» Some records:
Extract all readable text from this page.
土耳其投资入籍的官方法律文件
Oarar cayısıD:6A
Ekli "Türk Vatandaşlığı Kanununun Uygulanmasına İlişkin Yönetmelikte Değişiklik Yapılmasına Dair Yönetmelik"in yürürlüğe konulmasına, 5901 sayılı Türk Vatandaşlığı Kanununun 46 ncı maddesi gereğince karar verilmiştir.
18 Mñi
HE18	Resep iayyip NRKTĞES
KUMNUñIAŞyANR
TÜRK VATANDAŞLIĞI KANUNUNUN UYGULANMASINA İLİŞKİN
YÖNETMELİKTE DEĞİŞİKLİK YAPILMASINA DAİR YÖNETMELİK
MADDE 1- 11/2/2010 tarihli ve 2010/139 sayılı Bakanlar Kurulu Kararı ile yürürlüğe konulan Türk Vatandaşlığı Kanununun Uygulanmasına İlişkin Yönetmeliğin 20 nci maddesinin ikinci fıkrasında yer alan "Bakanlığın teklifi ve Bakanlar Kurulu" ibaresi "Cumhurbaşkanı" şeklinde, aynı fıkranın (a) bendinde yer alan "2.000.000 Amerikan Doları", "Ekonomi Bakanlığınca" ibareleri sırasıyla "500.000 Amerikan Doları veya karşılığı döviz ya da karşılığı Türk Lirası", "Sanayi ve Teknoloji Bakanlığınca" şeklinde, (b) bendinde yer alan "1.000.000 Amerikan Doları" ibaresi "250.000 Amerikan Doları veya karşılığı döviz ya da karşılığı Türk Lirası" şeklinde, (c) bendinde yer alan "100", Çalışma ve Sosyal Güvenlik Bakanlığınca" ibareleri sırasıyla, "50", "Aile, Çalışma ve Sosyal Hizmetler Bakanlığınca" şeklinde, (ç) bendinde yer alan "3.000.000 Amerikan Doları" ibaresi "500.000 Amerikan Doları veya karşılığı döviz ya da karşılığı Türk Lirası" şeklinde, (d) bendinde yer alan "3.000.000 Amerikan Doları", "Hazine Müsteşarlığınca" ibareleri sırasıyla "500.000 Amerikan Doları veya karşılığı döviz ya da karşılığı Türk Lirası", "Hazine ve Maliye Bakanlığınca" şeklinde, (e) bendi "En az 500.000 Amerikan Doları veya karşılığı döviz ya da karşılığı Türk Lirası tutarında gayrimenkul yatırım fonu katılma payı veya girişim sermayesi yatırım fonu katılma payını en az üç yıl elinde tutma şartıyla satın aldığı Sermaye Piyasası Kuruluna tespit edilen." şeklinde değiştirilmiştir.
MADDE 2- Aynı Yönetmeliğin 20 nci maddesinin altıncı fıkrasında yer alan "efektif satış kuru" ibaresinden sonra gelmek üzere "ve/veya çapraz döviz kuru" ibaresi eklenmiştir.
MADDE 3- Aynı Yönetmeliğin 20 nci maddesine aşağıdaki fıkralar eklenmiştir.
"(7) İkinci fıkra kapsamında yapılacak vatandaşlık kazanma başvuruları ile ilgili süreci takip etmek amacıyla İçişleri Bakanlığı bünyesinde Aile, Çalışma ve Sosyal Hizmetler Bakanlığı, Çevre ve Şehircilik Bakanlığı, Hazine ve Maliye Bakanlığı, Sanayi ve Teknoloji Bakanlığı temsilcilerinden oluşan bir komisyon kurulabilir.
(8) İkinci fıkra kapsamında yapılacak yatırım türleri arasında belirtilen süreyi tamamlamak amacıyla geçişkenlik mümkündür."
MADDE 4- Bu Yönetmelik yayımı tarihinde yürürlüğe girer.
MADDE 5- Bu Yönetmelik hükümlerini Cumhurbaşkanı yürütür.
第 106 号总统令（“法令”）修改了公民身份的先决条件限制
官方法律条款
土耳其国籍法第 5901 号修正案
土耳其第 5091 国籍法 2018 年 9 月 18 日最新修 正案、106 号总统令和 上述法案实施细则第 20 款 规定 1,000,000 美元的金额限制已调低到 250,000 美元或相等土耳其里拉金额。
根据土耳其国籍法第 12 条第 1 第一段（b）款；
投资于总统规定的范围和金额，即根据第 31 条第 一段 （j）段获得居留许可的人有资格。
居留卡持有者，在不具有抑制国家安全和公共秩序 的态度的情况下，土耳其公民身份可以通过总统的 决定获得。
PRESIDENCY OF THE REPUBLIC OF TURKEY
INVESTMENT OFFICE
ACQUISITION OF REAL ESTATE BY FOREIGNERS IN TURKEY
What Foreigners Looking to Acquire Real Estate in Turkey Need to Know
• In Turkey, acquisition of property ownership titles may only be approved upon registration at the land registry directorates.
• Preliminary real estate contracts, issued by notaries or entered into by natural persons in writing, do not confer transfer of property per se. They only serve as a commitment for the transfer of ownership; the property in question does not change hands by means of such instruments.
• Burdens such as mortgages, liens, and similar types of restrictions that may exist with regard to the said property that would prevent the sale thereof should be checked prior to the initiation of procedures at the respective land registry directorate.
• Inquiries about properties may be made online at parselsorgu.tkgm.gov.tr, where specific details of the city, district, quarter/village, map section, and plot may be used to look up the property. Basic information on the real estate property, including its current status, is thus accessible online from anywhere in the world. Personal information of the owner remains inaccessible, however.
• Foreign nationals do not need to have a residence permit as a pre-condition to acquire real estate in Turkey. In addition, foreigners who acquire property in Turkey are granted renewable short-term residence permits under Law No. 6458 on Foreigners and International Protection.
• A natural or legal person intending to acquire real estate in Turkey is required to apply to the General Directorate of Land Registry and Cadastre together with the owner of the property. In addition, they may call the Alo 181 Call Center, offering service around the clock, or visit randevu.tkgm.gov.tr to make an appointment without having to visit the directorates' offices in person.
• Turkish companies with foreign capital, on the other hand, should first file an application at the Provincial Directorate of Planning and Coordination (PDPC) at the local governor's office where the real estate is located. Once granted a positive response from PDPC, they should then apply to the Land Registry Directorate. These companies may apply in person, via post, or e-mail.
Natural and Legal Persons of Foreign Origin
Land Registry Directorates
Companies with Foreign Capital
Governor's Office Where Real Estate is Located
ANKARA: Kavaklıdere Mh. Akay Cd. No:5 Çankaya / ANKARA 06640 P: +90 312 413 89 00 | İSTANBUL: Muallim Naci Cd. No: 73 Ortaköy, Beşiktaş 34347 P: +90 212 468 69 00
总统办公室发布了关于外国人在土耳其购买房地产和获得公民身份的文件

» What to do: Recopy the whole listing exactly.

» Output for this exercise:
Extract all readable text from this page.
土耳其投资入籍的官方法律文件
Oarar cayısıD:6A
Ekli "Türk Vatandaşlığı Kanununun Uygulanmasına İlişkin Yönetmelikte Değişiklik Yapılmasına Dair Yönetmelik"in yürürlüğe konulmasına, 5901 sayılı Türk Vatandaşlığı Kanununun 46 ncı maddesi gereğince karar verilmiştir.
18 Mñi
HE18	Resep iayyip NRKTĞES
KUMNUñIAŞyANR
TÜRK VATANDAŞLIĞI KANUNUNUN UYGULANMASINA İLİŞKİN
YÖNETMELİKTE DEĞİŞİKLİK YAPILMASINA DAİR YÖNETMELİK
MADDE 1- 11/2/2010 tarihli ve 2010/139 sayılı Bakanlar Kurulu Kararı ile yürürlüğe konulan Türk Vatandaşlığı Kanununun Uygulanmasına İlişkin Yönetmeliğin 20 nci maddesinin ikinci fıkrasında yer alan "Bakanlığın teklifi ve Bakanlar Kurulu" ibaresi "Cumhurbaşkanı" şeklinde, aynı fıkranın (a) bendinde yer alan "2.000.000 Amerikan Doları", "Ekonomi Bakanlığınca" ibareleri sırasıyla "500.000 Amerikan Doları veya karşılığı döviz ya da karşılığı Türk Lirası", "Sanayi ve Teknoloji Bakanlığınca" şeklinde, (b) bendinde yer alan "1.000.000 Amerikan Doları" ibaresi "250.000 Amerikan Doları veya karşılığı döviz ya da karşılığı Türk Lirası" şeklinde, (c) bendinde yer alan "100", Çalışma ve Sosyal Güvenlik Bakanlığınca" ibareleri sırasıyla, "50", "Aile, Çalışma ve Sosyal Hizmetler Bakanlığınca" şeklinde, (ç) bendinde yer alan "3.000.000 Amerikan Doları" ibaresi "500.000 Amerikan Doları veya karşılığı döviz ya da karşılığı Türk Lirası" şeklinde, (d) bendinde yer alan "3.000.000 Amerikan Doları", "Hazine Müsteşarlığınca" ibareleri sırasıyla "500.000 Amerikan Doları veya karşılığı döviz ya da karşılığı Türk Lirası", "Hazine ve Maliye Bakanlığınca" şeklinde, (e) bendi "En az 500.000 Amerikan Doları veya karşılığı döviz ya da karşılığı Türk Lirası tutarında gayrimenkul yatırım fonu katılma payı veya girişim sermayesi yatırım fonu katılma payını en az üç yıl elinde tutma şartıyla satın aldığı Sermaye Piyasası Kuruluna tespit edilen." şeklinde değiştirilmiştir.
MADDE 2- Aynı Yönetmeliğin 20 nci maddesinin altıncı fıkrasında yer alan "efektif satış kuru" ibaresinden sonra gelmek üzere "ve/veya çapraz döviz kuru" ibaresi eklenmiştir.
MADDE 3- Aynı Yönetmeliğin 20 nci maddesine aşağıdaki fıkralar eklenmiştir.
"(7) İkinci fıkra kapsamında yapılacak vatandaşlık kazanma başvuruları ile ilgili süreci takip etmek amacıyla İçişleri Bakanlığı bünyesinde Aile, Çalışma ve Sosyal Hizmetler Bakanlığı, Çevre ve Şehircilik Bakanlığı, Hazine ve Maliye Bakanlığı, Sanayi ve Teknoloji Bakanlığı temsilcilerinden oluşan bir komisyon kurulabilir.
(8) İkinci fıkra kapsamında yapılacak yatırım türleri arasında belirtilen süreyi tamamlamak amacıyla geçişkenlik mümkündür."
MADDE 4- Bu Yönetmelik yayımı tarihinde yürürlüğe girer.
MADDE 5- Bu Yönetmelik hükümlerini Cumhurbaşkanı yürütür.
第 106 号总统令（“法令”）修改了公民身份的先决条件限制
官方法律条款
土耳其国籍法第 5901 号修正案
土耳其第 5091 国籍法 2018 年 9 月 18 日最新修 正案、106 号总统令和 上述法案实施细则第 20 款 规定 1,000,000 美元的金额限制已调低到 250,000 美元或相等土耳其里拉金额。
根据土耳其国籍法第 12 条第 1 第一段（b）款；
投资于总统规定的范围和金额，即根据第 31 条第 一段 （j）段获得居留许可的人有资格。
居留卡持有者，在不具有抑制国家安全和公共秩序 的态度的情况下，土耳其公民身份可以通过总统的 决定获得。
PRESIDENCY OF THE REPUBLIC OF TURKEY
INVESTMENT OFFICE
ACQUISITION OF REAL ESTATE BY FOREIGNERS IN TURKEY
What Foreigners Looking to Acquire Real Estate in Turkey Need to Know
• In Turkey, acquisition of property ownership titles may only be approved upon registration at the land registry directorates.
• Preliminary real estate contracts, issued by notaries or entered into by natural persons in writing, do not confer transfer of property per se. They only serve as a commitment for the transfer of ownership; the property in question does not change hands by means of such instruments.
• Burdens such as mortgages, liens, and similar types of restrictions that may exist with regard to the said property that would prevent the sale thereof should be checked prior to the initiation of procedures at the respective land registry directorate.
• Inquiries about properties may be made online at parselsorgu.tkgm.gov.tr, where specific details of the city, district, quarter/village, map section, and plot may be used to look up the property. Basic information on the real estate property, including its current status, is thus accessible online from anywhere in the world. Personal information of the owner remains inaccessible, however.
• Foreign nationals do not need to have a residence permit as a pre-condition to acquire real estate in Turkey. In addition, foreigners who acquire property in Turkey are granted renewable short-term residence permits under Law No. 6458 on Foreigners and International Protection.
• A natural or legal person intending to acquire real estate in Turkey is required to apply to the General Directorate of Land Registry and Cadastre together with the owner of the property. In addition, they may call the Alo 181 Call Center, offering service around the clock, or visit randevu.tkgm.gov.tr to make an appointment without having to visit the directorates' offices in person.
• Turkish companies with foreign capital, on the other hand, should first file an application at the Provincial Directorate of Planning and Coordination (PDPC) at the local governor's office where the real estate is located. Once granted a positive response from PDPC, they should then apply to the Land Registry Directorate. These companies may apply in person, via post, or e-mail.
Natural and Legal Persons of Foreign Origin
Land Registry Directorates
Companies with Foreign Capital
Governor's Office Where Real Estate is Located
ANKARA: Kavaklıdere Mh. Akay Cd. No:5 Çankaya / ANKARA 06640 P: +90 312 413 89 00 | İSTANBUL: Muallim Naci Cd. No: 73 Ortaköy, Beşiktaş 34347 P: +90 212 468 69 00
总统办公室发布了关于外国人在土耳其购买房地产和获得公民身份的文件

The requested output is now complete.